START Data extract

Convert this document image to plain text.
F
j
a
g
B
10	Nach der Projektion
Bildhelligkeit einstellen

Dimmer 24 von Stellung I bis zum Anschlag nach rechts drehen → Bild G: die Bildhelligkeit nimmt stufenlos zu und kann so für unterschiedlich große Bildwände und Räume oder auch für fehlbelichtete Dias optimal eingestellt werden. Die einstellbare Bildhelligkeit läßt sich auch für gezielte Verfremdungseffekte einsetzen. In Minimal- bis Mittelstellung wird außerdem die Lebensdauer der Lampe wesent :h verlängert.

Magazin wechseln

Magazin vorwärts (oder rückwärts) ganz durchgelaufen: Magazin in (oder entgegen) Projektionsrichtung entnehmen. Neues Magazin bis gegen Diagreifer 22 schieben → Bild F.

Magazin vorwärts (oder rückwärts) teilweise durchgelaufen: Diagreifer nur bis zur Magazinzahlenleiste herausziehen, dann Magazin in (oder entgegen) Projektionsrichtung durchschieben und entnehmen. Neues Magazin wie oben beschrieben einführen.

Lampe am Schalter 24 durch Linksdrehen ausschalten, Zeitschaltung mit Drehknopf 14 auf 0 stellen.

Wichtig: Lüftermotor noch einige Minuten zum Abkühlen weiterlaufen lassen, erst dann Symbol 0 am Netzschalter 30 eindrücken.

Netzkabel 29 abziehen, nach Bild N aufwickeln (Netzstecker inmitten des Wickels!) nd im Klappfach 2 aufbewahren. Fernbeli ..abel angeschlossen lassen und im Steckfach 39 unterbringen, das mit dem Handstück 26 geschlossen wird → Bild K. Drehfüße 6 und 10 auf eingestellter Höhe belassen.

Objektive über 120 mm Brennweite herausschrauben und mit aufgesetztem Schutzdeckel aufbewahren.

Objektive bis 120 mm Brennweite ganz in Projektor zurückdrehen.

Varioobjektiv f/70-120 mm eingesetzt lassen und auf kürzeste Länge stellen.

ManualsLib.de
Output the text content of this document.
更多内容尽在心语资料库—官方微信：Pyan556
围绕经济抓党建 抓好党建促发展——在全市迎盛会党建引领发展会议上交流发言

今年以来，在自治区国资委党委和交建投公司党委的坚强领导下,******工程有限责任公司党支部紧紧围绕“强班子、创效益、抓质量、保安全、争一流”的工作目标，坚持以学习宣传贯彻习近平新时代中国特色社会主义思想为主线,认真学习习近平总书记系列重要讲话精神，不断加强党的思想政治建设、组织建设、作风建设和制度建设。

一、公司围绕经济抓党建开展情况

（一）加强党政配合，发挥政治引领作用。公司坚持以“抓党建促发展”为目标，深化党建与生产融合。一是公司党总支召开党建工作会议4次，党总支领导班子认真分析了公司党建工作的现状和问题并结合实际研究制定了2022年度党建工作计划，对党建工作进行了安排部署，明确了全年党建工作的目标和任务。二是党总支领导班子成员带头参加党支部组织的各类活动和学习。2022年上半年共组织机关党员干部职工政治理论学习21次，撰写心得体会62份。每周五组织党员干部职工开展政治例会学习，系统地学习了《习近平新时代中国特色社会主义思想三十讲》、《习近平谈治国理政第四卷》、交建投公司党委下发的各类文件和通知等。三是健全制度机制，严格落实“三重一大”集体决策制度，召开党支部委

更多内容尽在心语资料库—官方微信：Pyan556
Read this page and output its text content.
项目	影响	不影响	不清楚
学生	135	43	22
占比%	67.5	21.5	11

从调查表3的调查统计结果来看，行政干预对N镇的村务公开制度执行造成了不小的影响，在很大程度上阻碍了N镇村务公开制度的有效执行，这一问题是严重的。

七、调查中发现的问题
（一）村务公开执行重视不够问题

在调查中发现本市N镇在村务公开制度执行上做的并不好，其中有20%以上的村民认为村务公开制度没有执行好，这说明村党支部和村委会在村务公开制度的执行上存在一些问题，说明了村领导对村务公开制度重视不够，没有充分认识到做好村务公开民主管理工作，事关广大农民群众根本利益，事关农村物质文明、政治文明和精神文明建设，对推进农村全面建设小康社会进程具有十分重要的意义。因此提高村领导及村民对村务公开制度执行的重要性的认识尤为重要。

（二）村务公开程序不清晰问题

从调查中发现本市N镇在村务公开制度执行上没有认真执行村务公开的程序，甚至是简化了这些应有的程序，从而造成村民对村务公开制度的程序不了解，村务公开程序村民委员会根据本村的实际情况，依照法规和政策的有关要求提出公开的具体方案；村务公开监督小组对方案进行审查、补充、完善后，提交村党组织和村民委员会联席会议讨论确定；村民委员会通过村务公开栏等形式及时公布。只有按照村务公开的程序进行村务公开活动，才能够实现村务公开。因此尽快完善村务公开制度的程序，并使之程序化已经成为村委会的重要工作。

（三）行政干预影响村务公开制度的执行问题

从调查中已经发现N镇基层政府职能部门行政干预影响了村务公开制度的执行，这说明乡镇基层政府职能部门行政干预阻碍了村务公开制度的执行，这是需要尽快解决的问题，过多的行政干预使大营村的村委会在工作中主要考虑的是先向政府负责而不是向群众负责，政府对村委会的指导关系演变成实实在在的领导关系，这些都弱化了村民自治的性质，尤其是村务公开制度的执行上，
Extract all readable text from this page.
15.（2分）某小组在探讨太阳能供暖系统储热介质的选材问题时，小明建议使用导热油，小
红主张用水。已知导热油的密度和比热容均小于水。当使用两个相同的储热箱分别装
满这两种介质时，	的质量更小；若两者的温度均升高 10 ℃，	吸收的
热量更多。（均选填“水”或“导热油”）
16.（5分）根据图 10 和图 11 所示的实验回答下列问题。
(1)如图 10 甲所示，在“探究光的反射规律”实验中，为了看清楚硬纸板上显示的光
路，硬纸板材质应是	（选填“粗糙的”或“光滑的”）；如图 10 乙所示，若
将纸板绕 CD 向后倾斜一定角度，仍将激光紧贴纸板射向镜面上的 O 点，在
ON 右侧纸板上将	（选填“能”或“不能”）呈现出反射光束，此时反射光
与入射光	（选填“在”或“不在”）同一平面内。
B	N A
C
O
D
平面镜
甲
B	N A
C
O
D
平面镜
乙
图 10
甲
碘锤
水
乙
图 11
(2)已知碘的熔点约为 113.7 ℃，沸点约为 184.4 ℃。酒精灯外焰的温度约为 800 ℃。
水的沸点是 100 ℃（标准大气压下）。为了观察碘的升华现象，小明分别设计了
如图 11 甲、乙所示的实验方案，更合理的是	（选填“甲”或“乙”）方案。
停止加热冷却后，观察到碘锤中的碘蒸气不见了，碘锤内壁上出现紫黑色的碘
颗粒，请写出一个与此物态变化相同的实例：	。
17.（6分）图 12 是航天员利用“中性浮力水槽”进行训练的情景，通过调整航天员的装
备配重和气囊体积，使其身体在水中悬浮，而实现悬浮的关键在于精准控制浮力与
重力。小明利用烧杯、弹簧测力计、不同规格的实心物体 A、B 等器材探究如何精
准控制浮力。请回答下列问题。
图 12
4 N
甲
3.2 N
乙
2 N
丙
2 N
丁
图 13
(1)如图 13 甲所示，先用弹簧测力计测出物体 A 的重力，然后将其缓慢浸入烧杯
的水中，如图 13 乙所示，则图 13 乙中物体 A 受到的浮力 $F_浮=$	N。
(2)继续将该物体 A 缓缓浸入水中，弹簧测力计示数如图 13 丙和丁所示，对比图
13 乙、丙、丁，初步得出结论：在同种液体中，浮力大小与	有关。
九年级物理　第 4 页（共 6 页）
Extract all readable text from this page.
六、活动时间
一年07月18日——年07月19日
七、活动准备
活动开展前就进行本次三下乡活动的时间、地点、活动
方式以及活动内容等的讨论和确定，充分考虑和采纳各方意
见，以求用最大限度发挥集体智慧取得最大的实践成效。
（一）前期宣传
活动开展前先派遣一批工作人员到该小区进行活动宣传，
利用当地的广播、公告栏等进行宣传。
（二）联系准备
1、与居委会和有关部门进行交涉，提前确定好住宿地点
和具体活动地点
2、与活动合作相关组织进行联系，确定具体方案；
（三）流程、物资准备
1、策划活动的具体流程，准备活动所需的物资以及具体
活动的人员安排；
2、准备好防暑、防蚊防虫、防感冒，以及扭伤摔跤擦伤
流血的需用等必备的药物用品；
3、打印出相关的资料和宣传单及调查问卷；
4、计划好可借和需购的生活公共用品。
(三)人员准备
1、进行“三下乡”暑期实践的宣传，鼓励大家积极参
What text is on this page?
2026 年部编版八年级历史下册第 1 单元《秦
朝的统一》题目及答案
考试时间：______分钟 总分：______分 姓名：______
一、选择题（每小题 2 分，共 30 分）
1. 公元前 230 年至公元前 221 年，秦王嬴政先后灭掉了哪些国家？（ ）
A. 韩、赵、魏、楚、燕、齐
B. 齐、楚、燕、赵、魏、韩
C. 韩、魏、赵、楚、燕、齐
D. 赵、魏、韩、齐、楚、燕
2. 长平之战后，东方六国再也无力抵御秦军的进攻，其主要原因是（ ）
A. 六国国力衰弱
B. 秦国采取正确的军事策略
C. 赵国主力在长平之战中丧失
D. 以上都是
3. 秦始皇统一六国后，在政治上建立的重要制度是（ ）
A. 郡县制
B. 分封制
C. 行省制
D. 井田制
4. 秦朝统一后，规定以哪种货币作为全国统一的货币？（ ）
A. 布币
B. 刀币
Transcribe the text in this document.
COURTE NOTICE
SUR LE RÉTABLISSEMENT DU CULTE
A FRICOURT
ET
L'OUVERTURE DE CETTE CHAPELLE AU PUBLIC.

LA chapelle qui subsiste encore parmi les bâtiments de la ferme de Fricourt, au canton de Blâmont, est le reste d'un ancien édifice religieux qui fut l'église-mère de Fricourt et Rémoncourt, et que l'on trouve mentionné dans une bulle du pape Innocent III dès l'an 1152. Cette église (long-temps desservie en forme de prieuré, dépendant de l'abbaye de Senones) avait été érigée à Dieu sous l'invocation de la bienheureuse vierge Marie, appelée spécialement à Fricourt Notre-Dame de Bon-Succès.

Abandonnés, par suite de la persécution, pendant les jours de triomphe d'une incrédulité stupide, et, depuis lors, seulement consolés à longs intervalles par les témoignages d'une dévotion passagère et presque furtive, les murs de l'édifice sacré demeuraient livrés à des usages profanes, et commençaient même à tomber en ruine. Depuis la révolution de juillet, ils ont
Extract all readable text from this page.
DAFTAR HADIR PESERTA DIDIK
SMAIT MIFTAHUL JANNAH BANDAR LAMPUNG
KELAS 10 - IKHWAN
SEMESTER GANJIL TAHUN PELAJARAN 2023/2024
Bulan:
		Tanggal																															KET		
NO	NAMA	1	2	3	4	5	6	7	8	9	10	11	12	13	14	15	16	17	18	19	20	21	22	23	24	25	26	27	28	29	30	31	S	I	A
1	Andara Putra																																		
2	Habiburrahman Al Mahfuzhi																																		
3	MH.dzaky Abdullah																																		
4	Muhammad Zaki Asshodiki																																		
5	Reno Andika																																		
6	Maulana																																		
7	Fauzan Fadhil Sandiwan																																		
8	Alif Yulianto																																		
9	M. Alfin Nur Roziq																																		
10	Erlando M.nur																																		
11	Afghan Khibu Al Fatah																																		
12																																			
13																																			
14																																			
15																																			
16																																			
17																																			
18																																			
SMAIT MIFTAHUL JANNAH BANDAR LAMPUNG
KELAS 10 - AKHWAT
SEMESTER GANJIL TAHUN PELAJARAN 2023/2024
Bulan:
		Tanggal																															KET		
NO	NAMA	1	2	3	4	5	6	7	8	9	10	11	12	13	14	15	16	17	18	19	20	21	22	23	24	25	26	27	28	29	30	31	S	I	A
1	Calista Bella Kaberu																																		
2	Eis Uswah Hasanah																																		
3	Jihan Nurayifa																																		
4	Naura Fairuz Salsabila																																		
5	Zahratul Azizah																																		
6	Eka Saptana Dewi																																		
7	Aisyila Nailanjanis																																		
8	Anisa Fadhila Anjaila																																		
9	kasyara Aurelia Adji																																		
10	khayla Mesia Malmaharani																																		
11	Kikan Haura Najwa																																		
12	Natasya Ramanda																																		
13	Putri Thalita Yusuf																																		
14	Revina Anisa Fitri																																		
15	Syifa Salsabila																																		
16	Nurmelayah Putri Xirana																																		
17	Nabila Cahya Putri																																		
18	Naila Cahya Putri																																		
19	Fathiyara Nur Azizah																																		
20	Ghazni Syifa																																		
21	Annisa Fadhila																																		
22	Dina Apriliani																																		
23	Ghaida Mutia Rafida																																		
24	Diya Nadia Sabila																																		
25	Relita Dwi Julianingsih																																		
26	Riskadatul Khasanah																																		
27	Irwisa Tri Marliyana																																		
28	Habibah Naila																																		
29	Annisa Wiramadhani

END Data extract

** What you should do **
Find the string "content" in the records, then copy each line where it occurs.

** Exercise response **
Output the text content of this document.
Read this page and output its text content.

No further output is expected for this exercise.